__THE RECORDS__.
-------

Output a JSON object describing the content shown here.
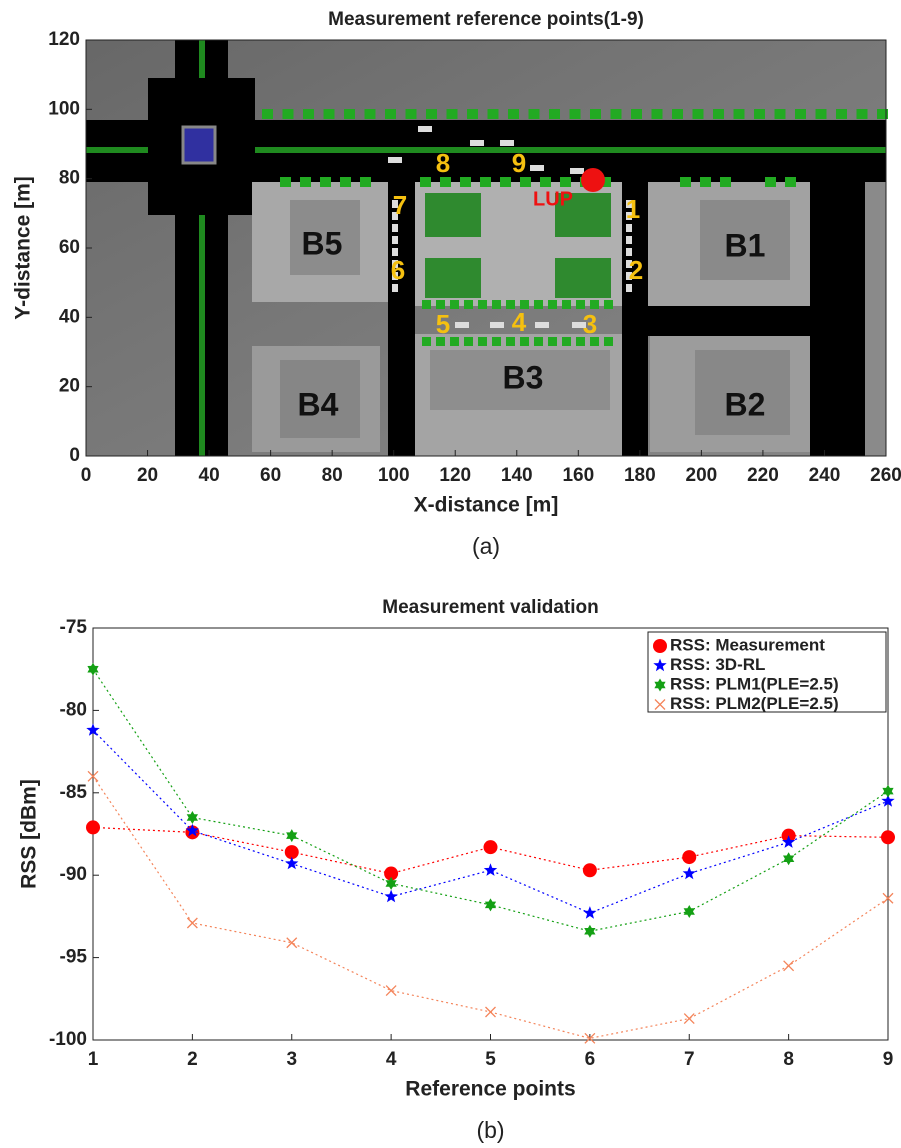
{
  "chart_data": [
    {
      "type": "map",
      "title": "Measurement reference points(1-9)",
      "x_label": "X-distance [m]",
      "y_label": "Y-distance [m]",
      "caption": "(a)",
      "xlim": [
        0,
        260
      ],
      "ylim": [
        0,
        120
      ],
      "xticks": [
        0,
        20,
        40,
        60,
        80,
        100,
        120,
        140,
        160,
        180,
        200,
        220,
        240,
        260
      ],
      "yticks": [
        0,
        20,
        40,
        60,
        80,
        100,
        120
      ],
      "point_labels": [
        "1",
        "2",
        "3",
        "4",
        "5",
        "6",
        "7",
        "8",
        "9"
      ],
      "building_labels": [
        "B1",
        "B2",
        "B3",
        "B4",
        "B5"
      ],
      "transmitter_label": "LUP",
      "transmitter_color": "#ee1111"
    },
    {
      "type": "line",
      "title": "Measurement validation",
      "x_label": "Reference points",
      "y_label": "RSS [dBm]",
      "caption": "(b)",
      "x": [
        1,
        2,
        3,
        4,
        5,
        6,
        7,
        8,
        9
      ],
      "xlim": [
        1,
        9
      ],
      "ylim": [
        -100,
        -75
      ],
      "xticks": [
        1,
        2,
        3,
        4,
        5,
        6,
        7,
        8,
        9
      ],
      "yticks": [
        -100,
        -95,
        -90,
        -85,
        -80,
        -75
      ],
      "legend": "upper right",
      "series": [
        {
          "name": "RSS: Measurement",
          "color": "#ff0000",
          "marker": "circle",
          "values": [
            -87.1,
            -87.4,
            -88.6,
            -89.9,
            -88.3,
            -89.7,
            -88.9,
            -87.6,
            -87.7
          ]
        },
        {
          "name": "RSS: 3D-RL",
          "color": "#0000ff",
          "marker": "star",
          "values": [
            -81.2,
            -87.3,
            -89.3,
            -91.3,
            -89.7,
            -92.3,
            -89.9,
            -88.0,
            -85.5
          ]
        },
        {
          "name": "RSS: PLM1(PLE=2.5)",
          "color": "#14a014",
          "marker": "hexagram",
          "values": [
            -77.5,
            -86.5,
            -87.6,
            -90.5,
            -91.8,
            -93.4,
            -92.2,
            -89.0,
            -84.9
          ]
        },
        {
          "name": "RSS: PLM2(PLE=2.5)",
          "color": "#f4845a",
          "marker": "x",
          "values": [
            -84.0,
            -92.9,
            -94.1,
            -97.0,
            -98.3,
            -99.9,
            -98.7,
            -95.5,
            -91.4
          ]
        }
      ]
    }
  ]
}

-------

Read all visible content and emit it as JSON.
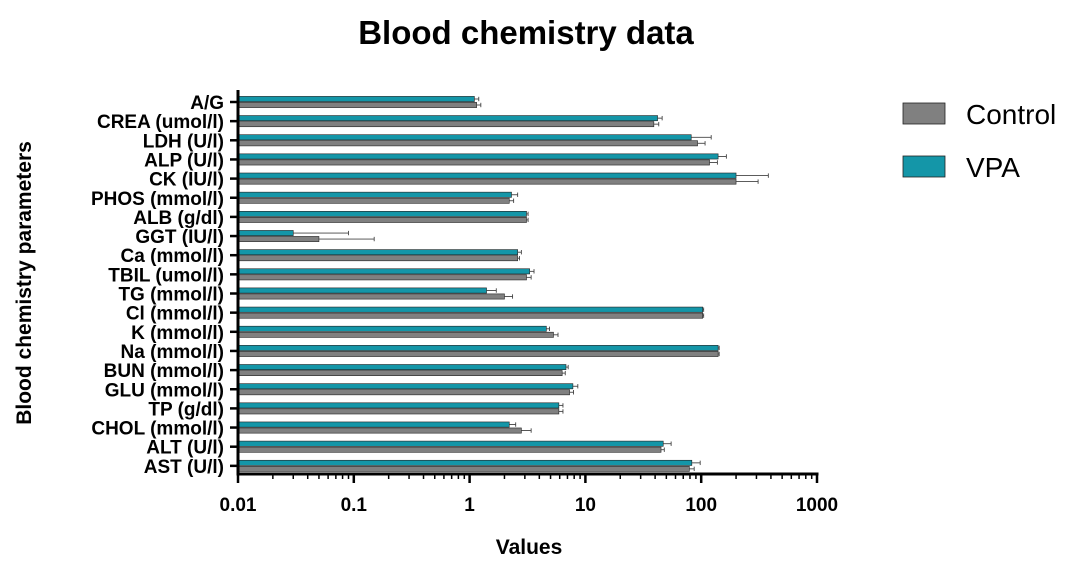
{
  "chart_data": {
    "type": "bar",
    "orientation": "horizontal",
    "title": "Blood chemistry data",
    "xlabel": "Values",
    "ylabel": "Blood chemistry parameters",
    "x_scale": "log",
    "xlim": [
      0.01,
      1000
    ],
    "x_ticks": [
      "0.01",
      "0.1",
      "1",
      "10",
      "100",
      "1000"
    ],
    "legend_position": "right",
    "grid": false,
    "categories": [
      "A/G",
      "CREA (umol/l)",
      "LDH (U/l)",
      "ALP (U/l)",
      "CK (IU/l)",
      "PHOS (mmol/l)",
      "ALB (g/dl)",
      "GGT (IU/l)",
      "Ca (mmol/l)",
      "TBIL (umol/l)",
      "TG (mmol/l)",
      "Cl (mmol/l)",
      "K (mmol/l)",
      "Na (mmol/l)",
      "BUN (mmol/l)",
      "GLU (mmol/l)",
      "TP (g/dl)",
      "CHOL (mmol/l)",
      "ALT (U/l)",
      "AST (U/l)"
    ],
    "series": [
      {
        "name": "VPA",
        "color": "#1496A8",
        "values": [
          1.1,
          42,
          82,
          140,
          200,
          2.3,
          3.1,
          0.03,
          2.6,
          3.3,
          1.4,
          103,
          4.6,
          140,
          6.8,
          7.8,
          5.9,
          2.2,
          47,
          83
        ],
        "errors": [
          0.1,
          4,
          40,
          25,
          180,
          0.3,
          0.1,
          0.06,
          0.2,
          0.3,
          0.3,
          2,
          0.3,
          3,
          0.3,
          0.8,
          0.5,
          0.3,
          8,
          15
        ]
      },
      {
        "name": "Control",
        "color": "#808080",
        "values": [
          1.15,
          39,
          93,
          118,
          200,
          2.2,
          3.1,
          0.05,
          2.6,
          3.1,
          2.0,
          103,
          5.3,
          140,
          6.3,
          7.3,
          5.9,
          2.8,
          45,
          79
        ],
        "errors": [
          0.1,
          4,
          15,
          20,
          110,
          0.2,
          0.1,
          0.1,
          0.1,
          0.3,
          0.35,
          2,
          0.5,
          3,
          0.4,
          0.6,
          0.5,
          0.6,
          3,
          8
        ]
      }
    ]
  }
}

-------

__EXERCISE PROMPT__. Copy all lines from the entries that contain the word "distance".

__RESPONSE TO THIS TASK__.
      "x_label": "X-distance [m]",
      "y_label": "Y-distance [m]",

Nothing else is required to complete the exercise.